PROMPT A
Using the text about Merritt's athleticism, decide whether each statement below agrees with it. Answer yes or no for each, and quote the words of the text that settle it.
(i) In 2014 at The Opening, Merritt ran the 40-yard dash in 4.43.
(ii) At his virtual Pro Day, Merritt did 25 bench press reps.
(iii) The Pro Day numbers were verified to teams by former NFL scout Josh Cox.
PROMPT B
Carry on the text about Merritt's athleticism, starting after its final sentence.

TEXT
================

Those numbers show he can produce at a high level, but the draft pool is full of players who have posted strong statistical resumes.
Where very few of them have been able to compete with Merritt, however, is in terms of pure athleticism—his is elite and very rare, and it’s been that way for years.
In 2014, Merritt bested more than 100 of the nation’s most highly recruited athletes to win the SPARQ national championship at The Opening, an invite-only camp held at Nike headquarters in Oregon. There, Merritt recorded a 4.43 time in the 40-yard dash that helped separate him from a field that included future NFL players Minkah Fitzpatrick (a first round pick) and Josh Sweat.
At his virtual Pro Day, Merritt showed he’s only become faster and stronger since then. He recorded a 4.33 time 40-yard dash, and times of 4.05 and 7.12 in the shuttle and 3-cone, respectively. Merritt posted 23 bench press reps and a 45.5 vertical jump. The website NFL Draft Diamonds, which chronicles NFL prospects, to opine Merritt might be “the most freakish player” athletically that its writers had seen from this draft class. The numbers were verified to teams by former NFL scout Josh Cox. It also led to growing attention on Twitter, where fans took note of the numbers.

================

EXTRACTED RECORDS
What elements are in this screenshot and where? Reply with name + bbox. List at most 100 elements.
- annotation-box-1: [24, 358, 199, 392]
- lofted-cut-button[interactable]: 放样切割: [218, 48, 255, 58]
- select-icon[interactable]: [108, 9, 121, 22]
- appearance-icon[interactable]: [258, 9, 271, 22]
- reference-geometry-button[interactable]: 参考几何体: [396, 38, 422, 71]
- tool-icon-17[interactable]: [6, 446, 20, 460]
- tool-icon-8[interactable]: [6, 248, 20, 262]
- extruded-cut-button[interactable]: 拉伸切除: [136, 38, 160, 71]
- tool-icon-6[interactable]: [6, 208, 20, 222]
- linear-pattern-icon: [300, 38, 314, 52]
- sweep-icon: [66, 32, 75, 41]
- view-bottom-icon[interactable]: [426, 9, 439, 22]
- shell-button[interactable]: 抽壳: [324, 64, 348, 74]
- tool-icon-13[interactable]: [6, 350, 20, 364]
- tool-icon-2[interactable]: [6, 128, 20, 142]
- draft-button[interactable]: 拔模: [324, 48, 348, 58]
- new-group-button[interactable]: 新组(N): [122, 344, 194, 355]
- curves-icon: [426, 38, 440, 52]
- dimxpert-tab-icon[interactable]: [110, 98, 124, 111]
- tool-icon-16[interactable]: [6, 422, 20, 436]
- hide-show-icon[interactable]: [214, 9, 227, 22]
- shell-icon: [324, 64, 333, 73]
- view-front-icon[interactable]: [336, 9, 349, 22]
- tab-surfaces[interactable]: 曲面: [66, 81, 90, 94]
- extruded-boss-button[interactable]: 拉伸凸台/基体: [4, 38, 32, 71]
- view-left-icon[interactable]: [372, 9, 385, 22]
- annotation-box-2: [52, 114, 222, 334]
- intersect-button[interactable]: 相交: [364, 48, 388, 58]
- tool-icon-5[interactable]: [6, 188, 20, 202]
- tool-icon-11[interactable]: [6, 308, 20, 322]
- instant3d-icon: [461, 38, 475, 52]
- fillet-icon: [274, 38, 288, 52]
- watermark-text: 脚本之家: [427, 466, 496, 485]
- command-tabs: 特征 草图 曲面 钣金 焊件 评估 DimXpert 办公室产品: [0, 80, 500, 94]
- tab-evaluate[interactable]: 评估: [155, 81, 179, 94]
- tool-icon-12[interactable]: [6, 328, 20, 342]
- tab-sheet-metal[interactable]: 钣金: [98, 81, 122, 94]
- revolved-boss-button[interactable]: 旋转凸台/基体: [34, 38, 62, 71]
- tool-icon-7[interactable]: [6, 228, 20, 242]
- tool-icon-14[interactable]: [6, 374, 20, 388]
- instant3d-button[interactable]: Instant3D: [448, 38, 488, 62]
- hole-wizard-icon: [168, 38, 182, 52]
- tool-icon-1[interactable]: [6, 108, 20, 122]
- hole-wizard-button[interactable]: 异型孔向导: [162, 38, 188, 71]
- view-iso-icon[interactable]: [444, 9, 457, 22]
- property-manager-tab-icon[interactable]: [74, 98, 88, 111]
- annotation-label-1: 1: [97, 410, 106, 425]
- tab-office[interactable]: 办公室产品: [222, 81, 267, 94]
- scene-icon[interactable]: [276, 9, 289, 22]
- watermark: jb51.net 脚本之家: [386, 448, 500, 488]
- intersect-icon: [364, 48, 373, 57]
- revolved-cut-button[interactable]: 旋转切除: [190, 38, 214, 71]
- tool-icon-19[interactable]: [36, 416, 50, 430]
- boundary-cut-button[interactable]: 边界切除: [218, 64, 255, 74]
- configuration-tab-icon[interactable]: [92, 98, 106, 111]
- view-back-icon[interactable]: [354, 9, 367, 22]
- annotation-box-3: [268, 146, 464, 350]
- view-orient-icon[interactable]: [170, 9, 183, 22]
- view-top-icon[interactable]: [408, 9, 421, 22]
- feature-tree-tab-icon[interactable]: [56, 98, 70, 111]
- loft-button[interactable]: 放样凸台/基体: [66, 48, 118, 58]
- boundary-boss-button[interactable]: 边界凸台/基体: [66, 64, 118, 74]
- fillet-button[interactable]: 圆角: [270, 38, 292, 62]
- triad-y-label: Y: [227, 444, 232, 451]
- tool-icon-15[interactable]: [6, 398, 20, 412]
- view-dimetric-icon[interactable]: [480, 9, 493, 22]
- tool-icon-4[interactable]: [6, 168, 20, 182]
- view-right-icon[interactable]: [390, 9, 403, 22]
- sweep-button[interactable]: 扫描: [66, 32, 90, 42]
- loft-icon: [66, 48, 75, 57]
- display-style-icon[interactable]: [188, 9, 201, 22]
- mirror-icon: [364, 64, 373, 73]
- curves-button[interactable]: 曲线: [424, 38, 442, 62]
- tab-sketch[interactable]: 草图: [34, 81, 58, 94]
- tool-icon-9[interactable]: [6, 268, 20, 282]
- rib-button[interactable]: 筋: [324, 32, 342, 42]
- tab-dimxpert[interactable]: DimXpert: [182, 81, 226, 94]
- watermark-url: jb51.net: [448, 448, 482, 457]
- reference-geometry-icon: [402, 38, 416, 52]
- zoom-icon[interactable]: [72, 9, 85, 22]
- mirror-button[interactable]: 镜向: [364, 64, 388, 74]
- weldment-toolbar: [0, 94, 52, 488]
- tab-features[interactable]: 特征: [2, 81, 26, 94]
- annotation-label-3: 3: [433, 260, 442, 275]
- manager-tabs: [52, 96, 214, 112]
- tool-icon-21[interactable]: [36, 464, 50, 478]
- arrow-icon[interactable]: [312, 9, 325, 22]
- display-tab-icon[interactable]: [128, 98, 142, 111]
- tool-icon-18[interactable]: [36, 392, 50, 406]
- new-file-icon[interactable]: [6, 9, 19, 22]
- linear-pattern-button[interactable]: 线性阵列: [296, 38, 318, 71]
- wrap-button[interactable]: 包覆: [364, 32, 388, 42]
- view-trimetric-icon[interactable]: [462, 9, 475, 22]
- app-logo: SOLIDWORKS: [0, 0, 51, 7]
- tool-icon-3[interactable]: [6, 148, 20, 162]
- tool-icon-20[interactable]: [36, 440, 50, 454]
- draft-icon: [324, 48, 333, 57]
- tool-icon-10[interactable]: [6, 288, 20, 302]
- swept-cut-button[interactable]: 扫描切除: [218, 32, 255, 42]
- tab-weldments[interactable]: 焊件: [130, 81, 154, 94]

================

ANSWER BOX A
(i) Yes: "Merritt recorded a 4.43 time in the 40-yard dash"
(ii) No: "Merritt posted 23 bench press reps"
(iii) Yes: "The numbers were verified to teams by former NFL scout Josh Cox."

ANSWER BOX B
“Shane (Merritt’s agent) knew him, so thankfully that worked out in my favor,” Merritt said. “It feels awesome that people were taking notice. That’s been a great experience through this whole thing.”
But for all of his gifts, Merritt admits that were not for the support of his family and friends, he may have given up on his dream.
He made his collegiate debut at Oregon in 2015, playing games in a stadium not all that far from where his national spotlight had shined brightest at The Opening competition. He played in 12 games as a true freshman, Merritt announced he would be transferring to another school, and two weeks later he found a landing spot at Texas A&M. He would have to sit out a year, but that was not a large concern as he hadn’t redshirted while at Oregon.
But weeks before Merritt was set to make his Texas A&M debut in August of 2017, he was suspended and then dismissed from the Aggies team after an off-field incident that led to his arrest. He would plead no contest to two counts of a misdemeanor.
Suddenly, the bright lights of the SEC and PAC 12 conferences were a thing of the past for Merritt, and he went on to play in the relatively modest arena of junior college at East Mississippi.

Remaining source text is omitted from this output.